Write out all of the data without omission, exactly as shown.

** START OF DATA TO USE **

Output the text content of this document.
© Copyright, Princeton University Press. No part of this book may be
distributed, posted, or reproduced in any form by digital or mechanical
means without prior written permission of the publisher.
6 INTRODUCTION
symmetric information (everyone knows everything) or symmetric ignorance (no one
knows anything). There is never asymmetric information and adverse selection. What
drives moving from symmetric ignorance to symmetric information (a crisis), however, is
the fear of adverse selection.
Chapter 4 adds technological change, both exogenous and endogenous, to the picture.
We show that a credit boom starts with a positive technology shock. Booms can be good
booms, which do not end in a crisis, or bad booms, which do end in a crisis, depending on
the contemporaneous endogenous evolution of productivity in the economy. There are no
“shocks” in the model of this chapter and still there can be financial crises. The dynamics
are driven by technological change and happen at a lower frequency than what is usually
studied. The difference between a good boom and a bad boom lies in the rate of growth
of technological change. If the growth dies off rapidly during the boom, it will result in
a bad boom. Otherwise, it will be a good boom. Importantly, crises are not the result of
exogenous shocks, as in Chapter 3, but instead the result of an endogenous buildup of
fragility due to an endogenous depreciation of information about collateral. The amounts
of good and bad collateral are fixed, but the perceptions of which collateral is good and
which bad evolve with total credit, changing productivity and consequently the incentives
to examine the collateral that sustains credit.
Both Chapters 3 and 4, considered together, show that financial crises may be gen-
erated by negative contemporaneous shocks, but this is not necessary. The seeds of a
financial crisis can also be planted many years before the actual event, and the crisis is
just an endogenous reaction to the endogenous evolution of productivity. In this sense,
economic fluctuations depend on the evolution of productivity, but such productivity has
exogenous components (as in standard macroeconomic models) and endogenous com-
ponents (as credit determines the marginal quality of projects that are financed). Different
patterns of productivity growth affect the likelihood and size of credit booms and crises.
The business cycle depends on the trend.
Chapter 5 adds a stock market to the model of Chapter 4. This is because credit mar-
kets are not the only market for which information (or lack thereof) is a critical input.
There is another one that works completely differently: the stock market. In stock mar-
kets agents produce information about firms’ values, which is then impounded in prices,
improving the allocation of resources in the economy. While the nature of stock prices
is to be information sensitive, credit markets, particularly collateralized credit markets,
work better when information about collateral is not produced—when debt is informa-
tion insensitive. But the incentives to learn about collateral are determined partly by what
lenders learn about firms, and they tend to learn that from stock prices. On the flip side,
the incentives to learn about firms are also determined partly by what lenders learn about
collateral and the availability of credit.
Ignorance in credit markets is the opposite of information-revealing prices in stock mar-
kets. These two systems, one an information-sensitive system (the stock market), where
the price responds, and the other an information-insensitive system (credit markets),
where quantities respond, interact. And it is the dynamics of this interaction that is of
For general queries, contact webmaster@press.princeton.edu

** END OF DATA TO USE **

**EXERCISE RESULT:**
Output the text content of this document.
© Copyright, Princeton University Press. No part of this book may be
distributed, posted, or reproduced in any form by digital or mechanical
means without prior written permission of the publisher.
6 INTRODUCTION
symmetric information (everyone knows everything) or symmetric ignorance (no one
knows anything). There is never asymmetric information and adverse selection. What
drives moving from symmetric ignorance to symmetric information (a crisis), however, is
the fear of adverse selection.
Chapter 4 adds technological change, both exogenous and endogenous, to the picture.
We show that a credit boom starts with a positive technology shock. Booms can be good
booms, which do not end in a crisis, or bad booms, which do end in a crisis, depending on
the contemporaneous endogenous evolution of productivity in the economy. There are no
“shocks” in the model of this chapter and still there can be financial crises. The dynamics
are driven by technological change and happen at a lower frequency than what is usually
studied. The difference between a good boom and a bad boom lies in the rate of growth
of technological change. If the growth dies off rapidly during the boom, it will result in
a bad boom. Otherwise, it will be a good boom. Importantly, crises are not the result of
exogenous shocks, as in Chapter 3, but instead the result of an endogenous buildup of
fragility due to an endogenous depreciation of information about collateral. The amounts
of good and bad collateral are fixed, but the perceptions of which collateral is good and
which bad evolve with total credit, changing productivity and consequently the incentives
to examine the collateral that sustains credit.
Both Chapters 3 and 4, considered together, show that financial crises may be gen-
erated by negative contemporaneous shocks, but this is not necessary. The seeds of a
financial crisis can also be planted many years before the actual event, and the crisis is
just an endogenous reaction to the endogenous evolution of productivity. In this sense,
economic fluctuations depend on the evolution of productivity, but such productivity has
exogenous components (as in standard macroeconomic models) and endogenous com-
ponents (as credit determines the marginal quality of projects that are financed). Different
patterns of productivity growth affect the likelihood and size of credit booms and crises.
The business cycle depends on the trend.
Chapter 5 adds a stock market to the model of Chapter 4. This is because credit mar-
kets are not the only market for which information (or lack thereof) is a critical input.
There is another one that works completely differently: the stock market. In stock mar-
kets agents produce information about firms’ values, which is then impounded in prices,
improving the allocation of resources in the economy. While the nature of stock prices
is to be information sensitive, credit markets, particularly collateralized credit markets,
work better when information about collateral is not produced—when debt is informa-
tion insensitive. But the incentives to learn about collateral are determined partly by what
lenders learn about firms, and they tend to learn that from stock prices. On the flip side,
the incentives to learn about firms are also determined partly by what lenders learn about
collateral and the availability of credit.
Ignorance in credit markets is the opposite of information-revealing prices in stock mar-
kets. These two systems, one an information-sensitive system (the stock market), where
the price responds, and the other an information-insensitive system (credit markets),
where quantities respond, interact. And it is the dynamics of this interaction that is of
For general queries, contact webmaster@press.princeton.edu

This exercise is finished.